Goal: Each line below either holds the string "Malataverne" or doesn't. Count those that do and give only the number.

The input:
** Begin **

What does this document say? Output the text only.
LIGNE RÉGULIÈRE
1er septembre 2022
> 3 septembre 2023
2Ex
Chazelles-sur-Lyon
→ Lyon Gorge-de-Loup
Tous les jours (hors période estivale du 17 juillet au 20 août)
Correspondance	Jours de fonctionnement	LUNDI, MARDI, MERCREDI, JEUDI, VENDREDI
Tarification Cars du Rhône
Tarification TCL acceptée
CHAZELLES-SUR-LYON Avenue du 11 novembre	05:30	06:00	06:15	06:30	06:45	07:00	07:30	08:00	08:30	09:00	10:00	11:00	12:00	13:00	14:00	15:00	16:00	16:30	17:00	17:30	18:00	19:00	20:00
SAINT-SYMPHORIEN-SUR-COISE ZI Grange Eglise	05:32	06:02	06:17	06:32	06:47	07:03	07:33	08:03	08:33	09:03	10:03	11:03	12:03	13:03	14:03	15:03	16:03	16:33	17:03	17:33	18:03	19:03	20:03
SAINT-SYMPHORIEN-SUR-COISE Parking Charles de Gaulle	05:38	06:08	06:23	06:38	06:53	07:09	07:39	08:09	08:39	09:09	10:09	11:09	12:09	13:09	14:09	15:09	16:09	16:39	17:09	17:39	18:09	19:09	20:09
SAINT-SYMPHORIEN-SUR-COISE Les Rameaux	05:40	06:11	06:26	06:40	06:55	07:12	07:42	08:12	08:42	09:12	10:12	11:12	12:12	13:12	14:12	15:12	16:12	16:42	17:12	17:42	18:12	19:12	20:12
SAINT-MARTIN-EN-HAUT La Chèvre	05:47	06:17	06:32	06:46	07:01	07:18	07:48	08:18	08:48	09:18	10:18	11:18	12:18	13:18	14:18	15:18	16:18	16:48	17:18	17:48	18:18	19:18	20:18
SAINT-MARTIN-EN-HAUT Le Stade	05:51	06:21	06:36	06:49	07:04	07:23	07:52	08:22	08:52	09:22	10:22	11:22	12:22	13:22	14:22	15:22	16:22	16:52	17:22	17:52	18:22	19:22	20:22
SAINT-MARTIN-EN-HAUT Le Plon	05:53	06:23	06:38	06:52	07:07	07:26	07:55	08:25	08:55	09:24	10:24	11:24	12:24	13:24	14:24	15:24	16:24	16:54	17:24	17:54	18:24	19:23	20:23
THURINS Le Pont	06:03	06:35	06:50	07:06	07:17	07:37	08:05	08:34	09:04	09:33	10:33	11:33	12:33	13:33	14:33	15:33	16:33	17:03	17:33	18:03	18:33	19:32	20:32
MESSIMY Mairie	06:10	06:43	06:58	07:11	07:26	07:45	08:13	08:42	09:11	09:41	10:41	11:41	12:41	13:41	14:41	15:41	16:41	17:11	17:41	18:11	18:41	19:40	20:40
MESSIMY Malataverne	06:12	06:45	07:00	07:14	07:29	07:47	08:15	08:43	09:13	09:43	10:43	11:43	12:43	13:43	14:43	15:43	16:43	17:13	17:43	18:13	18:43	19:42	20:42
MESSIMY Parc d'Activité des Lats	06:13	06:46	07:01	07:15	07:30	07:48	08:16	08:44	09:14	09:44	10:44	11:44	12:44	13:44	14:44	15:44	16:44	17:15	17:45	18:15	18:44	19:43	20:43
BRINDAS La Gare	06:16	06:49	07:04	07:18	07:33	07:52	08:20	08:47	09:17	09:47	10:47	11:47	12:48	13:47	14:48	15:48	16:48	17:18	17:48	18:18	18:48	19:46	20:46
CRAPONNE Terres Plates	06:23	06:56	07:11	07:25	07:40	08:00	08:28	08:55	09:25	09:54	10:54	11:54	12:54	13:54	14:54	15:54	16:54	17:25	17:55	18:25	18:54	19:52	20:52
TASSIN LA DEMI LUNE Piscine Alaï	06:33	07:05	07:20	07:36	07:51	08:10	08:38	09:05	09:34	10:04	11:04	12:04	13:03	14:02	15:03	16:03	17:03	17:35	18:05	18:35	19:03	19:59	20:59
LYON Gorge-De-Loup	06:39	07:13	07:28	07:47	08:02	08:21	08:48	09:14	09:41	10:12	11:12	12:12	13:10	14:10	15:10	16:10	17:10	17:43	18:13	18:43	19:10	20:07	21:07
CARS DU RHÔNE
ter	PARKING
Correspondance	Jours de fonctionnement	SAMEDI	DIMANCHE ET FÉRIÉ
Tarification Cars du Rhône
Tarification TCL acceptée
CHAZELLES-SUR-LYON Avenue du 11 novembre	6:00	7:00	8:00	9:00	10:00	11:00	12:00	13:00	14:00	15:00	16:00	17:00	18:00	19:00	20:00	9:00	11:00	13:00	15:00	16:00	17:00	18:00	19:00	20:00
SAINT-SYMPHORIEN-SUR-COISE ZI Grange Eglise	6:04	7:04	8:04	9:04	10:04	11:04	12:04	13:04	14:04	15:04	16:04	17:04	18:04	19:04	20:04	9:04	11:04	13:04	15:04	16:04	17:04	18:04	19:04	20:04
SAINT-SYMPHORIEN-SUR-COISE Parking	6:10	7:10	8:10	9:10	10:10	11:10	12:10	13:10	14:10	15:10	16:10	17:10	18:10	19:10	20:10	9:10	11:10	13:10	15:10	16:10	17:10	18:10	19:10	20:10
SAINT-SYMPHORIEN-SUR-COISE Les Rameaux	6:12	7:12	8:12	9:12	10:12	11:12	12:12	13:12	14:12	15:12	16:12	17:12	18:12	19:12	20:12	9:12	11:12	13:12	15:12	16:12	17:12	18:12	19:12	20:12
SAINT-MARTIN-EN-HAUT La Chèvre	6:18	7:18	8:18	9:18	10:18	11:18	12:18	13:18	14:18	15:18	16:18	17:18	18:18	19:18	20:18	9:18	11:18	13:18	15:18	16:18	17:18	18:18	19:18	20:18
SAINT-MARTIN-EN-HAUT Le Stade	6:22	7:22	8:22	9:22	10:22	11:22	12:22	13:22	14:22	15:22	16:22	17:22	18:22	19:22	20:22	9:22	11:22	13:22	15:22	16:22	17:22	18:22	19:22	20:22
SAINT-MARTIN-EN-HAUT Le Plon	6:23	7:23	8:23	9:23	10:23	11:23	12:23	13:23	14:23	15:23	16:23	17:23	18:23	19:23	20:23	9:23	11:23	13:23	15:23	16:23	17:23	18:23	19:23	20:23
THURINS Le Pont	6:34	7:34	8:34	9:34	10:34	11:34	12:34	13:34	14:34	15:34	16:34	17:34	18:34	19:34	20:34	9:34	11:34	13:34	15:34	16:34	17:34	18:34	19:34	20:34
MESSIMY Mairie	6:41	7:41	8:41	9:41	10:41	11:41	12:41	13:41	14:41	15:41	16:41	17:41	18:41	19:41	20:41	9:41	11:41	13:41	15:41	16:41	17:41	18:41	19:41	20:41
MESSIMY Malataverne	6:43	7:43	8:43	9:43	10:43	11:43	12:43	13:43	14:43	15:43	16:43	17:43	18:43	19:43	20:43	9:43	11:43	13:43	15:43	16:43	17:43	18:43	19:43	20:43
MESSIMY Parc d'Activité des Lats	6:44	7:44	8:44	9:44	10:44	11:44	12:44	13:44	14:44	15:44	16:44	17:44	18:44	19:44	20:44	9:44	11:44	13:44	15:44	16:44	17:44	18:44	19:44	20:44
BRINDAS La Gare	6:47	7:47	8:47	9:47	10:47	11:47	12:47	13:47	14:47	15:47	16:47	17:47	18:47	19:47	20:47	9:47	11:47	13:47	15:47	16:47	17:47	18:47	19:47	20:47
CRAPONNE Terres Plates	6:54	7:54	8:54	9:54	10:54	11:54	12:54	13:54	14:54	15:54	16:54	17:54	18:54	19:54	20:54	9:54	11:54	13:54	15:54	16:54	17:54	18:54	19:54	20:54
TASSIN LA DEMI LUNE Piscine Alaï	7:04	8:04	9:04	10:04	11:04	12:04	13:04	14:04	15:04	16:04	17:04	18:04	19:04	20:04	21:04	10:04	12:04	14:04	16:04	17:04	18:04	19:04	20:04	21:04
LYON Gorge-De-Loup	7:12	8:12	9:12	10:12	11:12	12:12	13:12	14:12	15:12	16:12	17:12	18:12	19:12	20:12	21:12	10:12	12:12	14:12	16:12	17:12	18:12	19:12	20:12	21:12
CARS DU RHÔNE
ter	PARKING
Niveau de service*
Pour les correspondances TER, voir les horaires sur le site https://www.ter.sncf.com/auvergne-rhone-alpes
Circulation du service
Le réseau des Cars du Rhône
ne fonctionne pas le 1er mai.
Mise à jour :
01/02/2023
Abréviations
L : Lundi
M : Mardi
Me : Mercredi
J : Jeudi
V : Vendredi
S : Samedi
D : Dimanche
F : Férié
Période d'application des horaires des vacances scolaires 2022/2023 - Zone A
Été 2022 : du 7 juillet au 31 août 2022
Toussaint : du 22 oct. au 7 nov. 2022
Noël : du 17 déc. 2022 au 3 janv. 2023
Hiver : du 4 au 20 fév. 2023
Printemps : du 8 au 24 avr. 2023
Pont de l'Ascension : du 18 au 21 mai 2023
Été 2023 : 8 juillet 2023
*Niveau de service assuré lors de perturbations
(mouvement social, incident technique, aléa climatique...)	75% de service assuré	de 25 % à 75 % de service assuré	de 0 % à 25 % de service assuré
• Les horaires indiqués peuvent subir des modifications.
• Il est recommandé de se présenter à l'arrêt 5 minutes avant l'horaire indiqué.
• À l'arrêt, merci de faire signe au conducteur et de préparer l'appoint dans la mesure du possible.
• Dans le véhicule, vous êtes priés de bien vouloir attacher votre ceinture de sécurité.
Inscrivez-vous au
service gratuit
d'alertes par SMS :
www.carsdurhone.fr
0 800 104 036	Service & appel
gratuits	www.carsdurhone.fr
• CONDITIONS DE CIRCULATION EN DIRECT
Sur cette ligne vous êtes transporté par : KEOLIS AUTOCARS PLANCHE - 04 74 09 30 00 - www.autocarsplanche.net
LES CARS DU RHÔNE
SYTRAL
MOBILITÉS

** End **

Expected output: 2